> ЗАДАНИЕ:
Продолжите приведенный ниже отрывок о письмах Сталина из сибирской ссылки, начав сразу после его последней фразы.

> ИСХОДНЫЙ ТЕКСТ:

----

Такие письма он, по-видимому, рассылал всем своим друзьям, а особенно Малиновскому, по чьей милости он оказался в Сибири:
Здравствуй, друг. Неловко как-то писать, но приходится. Кажется, никогда не переживал такого ужасного положения. Деньги все вышли. Начался какой-то подозрительный кашель в связи с усилившимися морозами (37 градусов холода), общее состояние болезненное, нет запасов ни хлеба, ни сахару, ни мяса, ни керосина (все деньги ушли на очередные расходы и одеяния с обувью). <…> Нужно молоко, нужны дрова, но… деньги, нет денег, друг. Я не знаю, как проведу зиму… У меня нет богатых родственников или знакомых, мне положительно не к кому обратиться, я обращаюсь к тебе…
Сталин предложил Малиновскому связаться с меньшевиком Карло Чхеидзе, над которым он в свое время издевался в Батуме: “Прошу его не только как земляка, но главным образом как председателя фракции. <…> Околеть здесь, не написав даже одного письма тебе, не хочется. Дело это надо устроить сегодня же… потому что ждать дальше значит голодать, а я и так истощен и болен”. За все время он получил “всего 44 рубля из-за границы”, из Берна, – и ничего больше. Он попробовал добыть деньги другим путем. Зиновьев утверждал, что сталинская статья о национальном вопросе будет опубликована брошюрой:
…затем я надеюсь (вправе надеяться), что будет гонорар (в этом злосчастном крае, где нет ничего, кроме рыбы, деньги нужны как воздух). Я надеюсь, что ты в случае чего постоишь за меня и выхлопочешь гонорар… целую, черт меня дери… <…> Неужели мне суждено здесь прозябать четыре года?

----

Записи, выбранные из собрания
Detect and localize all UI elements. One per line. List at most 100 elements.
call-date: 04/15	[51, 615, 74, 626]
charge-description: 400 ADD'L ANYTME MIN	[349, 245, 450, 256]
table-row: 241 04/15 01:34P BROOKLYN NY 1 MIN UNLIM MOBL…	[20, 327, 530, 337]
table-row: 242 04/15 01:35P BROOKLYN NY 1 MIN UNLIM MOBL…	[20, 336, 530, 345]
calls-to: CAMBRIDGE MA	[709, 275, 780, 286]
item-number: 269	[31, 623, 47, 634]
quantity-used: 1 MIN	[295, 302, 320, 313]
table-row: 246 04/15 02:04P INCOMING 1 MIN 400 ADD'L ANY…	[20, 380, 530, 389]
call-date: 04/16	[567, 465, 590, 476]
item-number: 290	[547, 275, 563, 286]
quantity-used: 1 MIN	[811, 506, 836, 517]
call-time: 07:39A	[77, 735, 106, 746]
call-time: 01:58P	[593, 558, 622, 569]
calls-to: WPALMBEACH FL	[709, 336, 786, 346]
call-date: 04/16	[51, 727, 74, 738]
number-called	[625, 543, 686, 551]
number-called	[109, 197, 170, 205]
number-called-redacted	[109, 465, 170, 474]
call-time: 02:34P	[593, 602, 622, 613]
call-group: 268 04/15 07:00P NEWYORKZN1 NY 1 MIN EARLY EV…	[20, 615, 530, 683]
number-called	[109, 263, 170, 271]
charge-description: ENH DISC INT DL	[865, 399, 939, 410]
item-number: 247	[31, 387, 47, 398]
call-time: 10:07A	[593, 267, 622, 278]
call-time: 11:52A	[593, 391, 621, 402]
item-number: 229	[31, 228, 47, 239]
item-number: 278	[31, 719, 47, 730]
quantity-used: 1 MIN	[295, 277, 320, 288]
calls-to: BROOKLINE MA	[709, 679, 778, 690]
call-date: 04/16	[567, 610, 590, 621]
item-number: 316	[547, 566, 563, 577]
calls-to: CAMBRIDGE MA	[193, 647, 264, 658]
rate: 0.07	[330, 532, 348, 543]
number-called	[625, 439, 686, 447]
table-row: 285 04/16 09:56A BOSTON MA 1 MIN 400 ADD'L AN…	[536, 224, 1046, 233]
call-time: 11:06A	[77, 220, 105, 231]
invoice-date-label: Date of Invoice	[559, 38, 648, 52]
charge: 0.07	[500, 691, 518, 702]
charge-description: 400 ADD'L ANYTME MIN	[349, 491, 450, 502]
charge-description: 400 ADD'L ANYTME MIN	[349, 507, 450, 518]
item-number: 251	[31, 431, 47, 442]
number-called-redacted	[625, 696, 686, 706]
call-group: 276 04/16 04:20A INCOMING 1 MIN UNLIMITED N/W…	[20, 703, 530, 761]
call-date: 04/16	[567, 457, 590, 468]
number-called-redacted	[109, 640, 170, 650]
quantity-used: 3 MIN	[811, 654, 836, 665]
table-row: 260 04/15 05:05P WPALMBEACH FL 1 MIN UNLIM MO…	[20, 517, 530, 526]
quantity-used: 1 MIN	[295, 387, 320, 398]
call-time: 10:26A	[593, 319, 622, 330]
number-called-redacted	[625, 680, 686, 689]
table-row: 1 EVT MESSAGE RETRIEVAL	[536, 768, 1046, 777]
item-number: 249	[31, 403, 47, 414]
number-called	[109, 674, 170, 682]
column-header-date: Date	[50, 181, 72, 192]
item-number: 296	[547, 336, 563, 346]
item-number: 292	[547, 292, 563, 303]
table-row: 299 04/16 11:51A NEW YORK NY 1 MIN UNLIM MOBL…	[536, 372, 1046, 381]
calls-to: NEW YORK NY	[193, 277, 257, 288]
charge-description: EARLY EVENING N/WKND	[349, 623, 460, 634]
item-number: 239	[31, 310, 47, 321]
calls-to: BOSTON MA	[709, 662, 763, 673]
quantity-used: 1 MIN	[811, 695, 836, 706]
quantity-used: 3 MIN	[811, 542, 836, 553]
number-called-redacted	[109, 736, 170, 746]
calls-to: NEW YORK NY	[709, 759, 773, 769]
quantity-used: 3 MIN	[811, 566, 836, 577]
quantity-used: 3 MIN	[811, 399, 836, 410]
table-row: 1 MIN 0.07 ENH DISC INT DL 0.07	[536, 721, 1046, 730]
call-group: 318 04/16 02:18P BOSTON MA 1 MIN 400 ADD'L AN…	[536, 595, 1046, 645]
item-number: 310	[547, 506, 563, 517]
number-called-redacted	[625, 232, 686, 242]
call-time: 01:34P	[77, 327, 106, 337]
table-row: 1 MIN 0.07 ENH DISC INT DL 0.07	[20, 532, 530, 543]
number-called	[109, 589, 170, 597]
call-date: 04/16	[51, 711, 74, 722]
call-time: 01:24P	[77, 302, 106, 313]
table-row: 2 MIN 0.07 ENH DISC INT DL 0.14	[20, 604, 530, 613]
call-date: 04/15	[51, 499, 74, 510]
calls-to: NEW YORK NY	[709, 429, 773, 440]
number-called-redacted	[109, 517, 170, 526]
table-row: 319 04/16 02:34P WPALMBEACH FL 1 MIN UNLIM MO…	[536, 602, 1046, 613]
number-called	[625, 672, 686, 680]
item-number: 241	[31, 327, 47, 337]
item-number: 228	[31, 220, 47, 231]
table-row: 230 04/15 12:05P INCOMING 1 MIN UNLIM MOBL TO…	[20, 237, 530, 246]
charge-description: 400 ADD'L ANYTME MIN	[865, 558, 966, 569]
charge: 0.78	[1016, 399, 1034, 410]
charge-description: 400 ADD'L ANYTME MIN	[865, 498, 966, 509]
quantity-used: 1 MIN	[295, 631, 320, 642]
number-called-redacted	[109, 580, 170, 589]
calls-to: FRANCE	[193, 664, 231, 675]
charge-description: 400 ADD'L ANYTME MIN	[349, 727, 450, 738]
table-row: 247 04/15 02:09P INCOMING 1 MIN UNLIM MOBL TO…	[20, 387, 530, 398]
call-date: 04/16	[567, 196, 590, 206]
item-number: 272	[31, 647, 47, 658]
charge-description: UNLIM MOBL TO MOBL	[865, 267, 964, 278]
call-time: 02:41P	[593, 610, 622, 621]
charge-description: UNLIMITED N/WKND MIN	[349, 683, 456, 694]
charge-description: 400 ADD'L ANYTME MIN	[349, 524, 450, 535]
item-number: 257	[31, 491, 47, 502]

----

> ОТВЕТ:
Твой Иосиф.
Малиновский ответил прозрачным шифром: “Брат, пока продам лошадь, запросил 100 руб.”.
Но когда сто рублей прибыли, получил их Свердлов. Сталин обиделся: значит, Свердлов нужен, а он нет? Впрочем, дела понемногу налаживались. Зиновьев ответил, что брошюра печатается. Сталин получил двадцать пять рублей от депутата Бадаева, но требовалось больше. Скорее всего, он писал в Грузию – своей матери и Сванидзе: из Тифлиса ему пришла посылка. Обращался он и к Аллилуевым.
Книги и деньги, которых он просил у Зиновьева, Сталин не получил. Он опять впал в отчаяние: “…пишете, что будете присылать мне мой “долг” по маленьким частям. Я бы хотел, чтобы Вы их прислали возможно скоро по каким бы маленьким частям ни было… деньги нужны до безобразия. Все бы ничего… но эта проклятая болезнь, требующая ухода (т. е. денег)… Жду”.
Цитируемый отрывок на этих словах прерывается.